To do – Report, as a bare number, how many lines hold "marker".

Data supplied –
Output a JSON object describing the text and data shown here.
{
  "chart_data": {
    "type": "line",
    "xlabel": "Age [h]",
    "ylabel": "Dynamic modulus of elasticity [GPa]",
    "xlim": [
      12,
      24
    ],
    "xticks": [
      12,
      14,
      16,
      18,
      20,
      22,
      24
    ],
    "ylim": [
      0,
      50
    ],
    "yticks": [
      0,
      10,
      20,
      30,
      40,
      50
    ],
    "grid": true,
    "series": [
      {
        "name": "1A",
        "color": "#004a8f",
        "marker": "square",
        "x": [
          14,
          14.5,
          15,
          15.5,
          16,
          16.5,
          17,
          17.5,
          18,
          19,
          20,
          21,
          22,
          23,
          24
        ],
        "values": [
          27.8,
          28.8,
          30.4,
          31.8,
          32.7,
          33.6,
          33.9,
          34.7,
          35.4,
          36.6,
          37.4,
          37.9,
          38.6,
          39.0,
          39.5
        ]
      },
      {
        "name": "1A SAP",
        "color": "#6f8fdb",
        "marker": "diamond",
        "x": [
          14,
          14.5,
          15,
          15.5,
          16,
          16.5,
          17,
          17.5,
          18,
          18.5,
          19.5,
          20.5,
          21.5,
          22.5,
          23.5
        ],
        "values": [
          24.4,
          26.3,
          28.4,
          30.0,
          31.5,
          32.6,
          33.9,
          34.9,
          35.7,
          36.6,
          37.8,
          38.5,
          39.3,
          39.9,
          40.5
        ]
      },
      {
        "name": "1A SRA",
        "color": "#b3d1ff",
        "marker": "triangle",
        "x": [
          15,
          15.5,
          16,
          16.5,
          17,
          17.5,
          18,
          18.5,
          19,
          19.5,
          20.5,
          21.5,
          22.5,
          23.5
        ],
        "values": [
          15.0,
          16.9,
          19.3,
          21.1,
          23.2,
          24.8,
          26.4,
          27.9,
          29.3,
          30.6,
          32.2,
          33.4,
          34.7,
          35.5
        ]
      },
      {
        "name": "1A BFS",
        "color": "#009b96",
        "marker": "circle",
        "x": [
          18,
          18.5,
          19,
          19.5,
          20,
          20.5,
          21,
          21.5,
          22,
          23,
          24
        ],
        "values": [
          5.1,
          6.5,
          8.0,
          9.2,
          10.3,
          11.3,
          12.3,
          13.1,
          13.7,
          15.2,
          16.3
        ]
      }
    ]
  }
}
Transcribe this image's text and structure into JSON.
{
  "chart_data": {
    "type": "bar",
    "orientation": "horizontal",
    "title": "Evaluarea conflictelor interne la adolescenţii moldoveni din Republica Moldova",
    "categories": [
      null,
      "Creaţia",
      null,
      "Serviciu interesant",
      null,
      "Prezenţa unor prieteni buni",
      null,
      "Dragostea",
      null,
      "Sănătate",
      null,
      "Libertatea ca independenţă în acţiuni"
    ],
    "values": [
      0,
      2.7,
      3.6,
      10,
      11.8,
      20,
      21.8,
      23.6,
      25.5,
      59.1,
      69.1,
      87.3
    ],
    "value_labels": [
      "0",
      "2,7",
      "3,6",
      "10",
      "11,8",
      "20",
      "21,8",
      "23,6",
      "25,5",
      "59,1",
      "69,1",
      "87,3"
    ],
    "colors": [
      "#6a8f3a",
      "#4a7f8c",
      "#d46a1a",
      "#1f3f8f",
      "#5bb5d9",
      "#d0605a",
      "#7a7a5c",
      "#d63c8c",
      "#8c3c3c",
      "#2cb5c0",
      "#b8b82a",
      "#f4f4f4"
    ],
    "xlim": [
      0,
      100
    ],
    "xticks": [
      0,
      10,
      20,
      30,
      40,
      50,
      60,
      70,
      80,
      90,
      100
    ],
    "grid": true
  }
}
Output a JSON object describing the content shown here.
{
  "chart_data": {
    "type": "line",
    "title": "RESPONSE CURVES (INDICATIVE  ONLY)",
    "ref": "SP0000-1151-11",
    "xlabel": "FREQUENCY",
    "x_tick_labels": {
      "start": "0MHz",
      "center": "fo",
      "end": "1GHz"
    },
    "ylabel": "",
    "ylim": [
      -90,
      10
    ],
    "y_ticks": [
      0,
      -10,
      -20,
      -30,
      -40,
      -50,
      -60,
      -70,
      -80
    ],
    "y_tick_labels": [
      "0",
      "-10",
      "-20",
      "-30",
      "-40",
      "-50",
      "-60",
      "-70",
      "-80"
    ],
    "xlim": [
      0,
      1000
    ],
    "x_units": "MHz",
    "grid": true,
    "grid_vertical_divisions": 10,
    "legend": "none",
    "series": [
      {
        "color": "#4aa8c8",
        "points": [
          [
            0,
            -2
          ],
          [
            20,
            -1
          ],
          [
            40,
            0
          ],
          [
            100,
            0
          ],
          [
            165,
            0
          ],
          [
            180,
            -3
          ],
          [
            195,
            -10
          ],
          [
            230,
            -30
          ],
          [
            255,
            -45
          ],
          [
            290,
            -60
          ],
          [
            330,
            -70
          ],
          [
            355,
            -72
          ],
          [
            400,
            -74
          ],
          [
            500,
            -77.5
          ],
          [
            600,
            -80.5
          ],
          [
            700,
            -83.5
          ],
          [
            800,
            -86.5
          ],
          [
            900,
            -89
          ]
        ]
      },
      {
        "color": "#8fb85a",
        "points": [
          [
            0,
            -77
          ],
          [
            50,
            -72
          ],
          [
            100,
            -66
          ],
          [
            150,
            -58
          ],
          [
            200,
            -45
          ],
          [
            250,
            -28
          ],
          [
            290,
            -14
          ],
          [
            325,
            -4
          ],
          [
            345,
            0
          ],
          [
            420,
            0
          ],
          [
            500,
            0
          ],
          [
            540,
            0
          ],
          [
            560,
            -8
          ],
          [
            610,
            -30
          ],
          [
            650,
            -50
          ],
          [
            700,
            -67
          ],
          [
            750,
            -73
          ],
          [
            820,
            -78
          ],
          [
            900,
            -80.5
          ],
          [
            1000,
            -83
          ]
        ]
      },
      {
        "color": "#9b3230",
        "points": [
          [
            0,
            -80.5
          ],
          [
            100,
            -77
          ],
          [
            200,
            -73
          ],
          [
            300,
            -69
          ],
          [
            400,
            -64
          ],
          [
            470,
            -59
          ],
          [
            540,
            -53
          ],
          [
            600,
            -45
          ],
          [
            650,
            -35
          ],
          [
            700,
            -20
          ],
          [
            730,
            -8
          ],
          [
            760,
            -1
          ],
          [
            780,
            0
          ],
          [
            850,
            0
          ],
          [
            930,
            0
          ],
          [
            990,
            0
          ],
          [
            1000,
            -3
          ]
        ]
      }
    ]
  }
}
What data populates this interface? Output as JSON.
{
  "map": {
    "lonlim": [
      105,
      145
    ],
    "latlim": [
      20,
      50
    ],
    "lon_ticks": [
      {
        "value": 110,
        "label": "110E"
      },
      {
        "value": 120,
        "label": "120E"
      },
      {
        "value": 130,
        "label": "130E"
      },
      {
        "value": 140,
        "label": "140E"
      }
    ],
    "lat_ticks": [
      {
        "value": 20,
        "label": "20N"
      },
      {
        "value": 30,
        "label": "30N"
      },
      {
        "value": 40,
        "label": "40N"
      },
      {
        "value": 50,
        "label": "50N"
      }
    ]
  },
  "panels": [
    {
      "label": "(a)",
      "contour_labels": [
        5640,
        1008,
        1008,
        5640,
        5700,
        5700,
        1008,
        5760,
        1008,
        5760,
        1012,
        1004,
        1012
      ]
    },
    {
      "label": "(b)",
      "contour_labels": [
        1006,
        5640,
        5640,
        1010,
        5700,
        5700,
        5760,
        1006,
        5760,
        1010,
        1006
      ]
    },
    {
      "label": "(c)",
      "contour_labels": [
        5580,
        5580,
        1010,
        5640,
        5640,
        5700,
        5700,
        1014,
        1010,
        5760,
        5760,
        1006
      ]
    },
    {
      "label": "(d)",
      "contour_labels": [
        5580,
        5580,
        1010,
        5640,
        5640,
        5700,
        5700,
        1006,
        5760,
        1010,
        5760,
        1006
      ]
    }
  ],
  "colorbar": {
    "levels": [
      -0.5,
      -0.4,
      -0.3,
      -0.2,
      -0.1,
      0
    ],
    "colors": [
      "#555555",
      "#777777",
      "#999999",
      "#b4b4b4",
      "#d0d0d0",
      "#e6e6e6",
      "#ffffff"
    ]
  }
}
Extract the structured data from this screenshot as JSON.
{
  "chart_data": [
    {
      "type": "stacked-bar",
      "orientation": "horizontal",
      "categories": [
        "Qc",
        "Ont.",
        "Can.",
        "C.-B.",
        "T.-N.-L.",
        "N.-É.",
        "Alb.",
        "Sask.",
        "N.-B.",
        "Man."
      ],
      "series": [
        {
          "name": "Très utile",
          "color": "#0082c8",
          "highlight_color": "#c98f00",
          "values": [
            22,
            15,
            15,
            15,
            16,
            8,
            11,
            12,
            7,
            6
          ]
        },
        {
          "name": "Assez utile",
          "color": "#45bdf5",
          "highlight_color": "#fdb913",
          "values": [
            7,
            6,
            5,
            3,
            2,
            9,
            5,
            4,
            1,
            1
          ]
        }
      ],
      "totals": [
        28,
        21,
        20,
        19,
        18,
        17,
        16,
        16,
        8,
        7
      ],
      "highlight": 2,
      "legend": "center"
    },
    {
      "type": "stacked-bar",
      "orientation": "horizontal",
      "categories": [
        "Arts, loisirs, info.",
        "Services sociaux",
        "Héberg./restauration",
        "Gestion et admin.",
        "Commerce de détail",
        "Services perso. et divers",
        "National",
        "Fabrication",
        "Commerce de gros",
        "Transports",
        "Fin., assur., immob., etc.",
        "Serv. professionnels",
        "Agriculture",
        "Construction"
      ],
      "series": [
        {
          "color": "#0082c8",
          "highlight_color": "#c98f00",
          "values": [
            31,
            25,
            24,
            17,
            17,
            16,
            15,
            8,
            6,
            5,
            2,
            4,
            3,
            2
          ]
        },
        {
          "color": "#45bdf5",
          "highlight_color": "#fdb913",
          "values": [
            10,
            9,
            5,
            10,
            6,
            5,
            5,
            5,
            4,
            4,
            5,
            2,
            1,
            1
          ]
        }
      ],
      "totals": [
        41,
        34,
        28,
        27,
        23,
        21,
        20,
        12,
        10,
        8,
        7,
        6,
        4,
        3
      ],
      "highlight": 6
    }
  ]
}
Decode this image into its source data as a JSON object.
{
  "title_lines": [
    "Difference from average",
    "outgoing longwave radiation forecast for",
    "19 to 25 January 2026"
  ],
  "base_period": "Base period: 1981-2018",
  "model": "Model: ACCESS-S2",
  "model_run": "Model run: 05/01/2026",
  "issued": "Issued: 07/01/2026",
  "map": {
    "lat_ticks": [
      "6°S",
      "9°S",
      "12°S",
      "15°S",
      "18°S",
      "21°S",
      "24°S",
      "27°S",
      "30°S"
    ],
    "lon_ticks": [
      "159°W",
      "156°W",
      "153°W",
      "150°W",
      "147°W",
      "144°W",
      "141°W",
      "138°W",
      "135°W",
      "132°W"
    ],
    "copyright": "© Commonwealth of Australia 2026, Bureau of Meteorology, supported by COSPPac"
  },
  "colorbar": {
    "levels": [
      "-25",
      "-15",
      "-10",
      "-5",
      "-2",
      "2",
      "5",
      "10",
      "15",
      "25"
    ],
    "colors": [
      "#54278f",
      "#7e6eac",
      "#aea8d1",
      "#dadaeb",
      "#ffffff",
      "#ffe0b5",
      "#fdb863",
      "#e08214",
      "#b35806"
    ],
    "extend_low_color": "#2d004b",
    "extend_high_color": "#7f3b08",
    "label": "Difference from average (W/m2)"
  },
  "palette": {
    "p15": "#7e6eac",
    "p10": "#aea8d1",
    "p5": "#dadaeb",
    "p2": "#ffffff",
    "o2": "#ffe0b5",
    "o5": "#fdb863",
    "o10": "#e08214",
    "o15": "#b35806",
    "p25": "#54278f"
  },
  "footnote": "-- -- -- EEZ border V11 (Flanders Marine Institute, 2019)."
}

Result of this exercise – 4